List each line of the records that contains the string "HoneyCam". Only matches with the same capitalization count.
────
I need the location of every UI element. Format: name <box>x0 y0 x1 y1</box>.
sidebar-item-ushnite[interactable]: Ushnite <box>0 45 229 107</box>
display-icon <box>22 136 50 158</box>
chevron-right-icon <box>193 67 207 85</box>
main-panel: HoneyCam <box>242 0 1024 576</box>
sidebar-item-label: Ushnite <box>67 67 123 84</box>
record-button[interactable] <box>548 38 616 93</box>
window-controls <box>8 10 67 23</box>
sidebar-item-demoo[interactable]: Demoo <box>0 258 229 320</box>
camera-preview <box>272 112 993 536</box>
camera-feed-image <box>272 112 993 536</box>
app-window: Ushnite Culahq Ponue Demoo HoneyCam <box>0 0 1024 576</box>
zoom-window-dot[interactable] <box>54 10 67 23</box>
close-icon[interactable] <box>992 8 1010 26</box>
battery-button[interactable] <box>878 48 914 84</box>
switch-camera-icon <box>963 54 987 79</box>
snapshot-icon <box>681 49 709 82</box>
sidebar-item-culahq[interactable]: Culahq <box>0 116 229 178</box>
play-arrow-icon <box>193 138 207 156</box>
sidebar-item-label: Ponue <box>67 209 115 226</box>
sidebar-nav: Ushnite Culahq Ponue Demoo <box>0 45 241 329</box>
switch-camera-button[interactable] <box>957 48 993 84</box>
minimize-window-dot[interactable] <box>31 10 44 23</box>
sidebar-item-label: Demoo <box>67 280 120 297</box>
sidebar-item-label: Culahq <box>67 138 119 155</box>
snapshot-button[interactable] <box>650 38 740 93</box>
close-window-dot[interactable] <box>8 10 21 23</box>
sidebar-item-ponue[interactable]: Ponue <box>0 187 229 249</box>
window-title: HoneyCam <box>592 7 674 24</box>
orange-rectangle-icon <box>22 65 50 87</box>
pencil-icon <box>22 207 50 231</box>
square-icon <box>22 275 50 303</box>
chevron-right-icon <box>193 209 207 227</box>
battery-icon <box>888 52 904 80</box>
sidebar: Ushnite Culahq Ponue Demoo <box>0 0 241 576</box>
────
IN RESPONSE:
main-panel: HoneyCam <box>242 0 1024 576</box>
app-window: Ushnite Culahq Ponue Demoo HoneyCam <box>0 0 1024 576</box>
window-title: HoneyCam <box>592 7 674 24</box>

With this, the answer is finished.